# DATASET EXCERPTS:
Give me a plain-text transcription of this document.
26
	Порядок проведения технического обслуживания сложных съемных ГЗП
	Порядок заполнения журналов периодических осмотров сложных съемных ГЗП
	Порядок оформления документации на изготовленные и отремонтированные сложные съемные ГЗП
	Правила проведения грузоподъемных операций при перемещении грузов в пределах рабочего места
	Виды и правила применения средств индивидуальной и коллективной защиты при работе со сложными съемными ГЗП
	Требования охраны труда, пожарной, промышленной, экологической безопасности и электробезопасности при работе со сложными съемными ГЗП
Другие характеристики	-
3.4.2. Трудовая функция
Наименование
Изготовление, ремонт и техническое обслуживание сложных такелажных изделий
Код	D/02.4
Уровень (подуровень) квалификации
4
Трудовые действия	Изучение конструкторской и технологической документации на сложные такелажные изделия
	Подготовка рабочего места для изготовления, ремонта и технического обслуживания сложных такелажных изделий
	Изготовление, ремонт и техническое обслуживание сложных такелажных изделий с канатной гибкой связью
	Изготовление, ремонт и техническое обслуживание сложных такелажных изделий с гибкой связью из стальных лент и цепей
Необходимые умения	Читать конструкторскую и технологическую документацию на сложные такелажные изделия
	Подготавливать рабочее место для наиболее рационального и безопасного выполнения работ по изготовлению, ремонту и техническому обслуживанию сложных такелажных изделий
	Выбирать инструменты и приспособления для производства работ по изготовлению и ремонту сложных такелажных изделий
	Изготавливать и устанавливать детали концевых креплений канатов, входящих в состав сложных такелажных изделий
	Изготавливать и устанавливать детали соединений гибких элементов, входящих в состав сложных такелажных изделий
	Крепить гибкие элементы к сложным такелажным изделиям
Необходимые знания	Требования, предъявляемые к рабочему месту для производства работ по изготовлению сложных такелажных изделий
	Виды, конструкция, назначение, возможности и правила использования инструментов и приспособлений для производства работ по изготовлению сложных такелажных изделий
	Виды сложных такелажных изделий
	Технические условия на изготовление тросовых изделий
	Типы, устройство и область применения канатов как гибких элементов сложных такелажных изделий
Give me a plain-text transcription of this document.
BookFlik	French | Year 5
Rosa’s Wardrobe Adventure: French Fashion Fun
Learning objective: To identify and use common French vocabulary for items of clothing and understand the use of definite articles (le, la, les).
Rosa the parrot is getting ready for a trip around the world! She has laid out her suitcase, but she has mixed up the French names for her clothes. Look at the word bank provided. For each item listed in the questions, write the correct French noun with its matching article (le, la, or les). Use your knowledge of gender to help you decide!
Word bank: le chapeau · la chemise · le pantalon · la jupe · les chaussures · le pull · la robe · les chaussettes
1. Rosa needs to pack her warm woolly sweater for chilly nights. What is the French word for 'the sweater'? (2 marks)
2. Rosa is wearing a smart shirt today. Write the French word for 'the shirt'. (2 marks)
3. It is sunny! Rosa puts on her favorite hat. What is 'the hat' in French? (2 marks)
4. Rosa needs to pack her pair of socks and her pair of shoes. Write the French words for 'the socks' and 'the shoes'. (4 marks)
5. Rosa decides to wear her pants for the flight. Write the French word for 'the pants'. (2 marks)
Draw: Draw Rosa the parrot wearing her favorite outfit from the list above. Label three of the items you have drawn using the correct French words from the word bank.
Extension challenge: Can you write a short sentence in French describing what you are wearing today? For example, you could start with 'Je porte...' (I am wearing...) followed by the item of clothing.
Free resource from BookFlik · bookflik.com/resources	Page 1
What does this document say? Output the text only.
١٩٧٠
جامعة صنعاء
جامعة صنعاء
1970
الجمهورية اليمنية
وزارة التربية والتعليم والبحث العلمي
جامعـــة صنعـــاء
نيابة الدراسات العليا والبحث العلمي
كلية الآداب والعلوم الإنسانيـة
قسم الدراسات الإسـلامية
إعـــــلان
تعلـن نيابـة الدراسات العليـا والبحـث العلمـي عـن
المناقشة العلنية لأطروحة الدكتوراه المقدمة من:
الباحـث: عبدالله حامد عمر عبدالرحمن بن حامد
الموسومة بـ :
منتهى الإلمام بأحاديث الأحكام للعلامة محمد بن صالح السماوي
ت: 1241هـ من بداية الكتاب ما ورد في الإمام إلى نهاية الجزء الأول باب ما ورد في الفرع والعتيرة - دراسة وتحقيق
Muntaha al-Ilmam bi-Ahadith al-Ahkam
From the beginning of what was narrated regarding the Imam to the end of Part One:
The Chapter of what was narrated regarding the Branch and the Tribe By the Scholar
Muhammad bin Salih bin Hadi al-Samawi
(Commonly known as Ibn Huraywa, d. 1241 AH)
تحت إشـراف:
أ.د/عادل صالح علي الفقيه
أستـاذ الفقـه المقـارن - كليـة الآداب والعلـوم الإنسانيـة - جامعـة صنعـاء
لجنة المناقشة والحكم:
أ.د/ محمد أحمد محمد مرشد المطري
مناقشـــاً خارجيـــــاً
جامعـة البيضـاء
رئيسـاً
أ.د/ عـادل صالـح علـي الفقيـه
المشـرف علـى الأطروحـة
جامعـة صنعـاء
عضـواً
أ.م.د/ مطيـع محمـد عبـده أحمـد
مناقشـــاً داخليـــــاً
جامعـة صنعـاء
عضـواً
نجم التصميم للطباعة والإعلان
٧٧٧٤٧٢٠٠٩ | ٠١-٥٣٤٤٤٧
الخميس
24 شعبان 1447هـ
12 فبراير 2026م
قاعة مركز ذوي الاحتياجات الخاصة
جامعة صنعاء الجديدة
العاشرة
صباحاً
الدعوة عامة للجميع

# GIVEN EXERCISE:
Locate the string "такелажные" in the listing above and copy every line where it occurs.

# RESPONSE BELOW:
Трудовые действия	Изучение конструкторской и технологической документации на сложные такелажные изделия
Необходимые умения	Читать конструкторскую и технологическую документацию на сложные такелажные изделия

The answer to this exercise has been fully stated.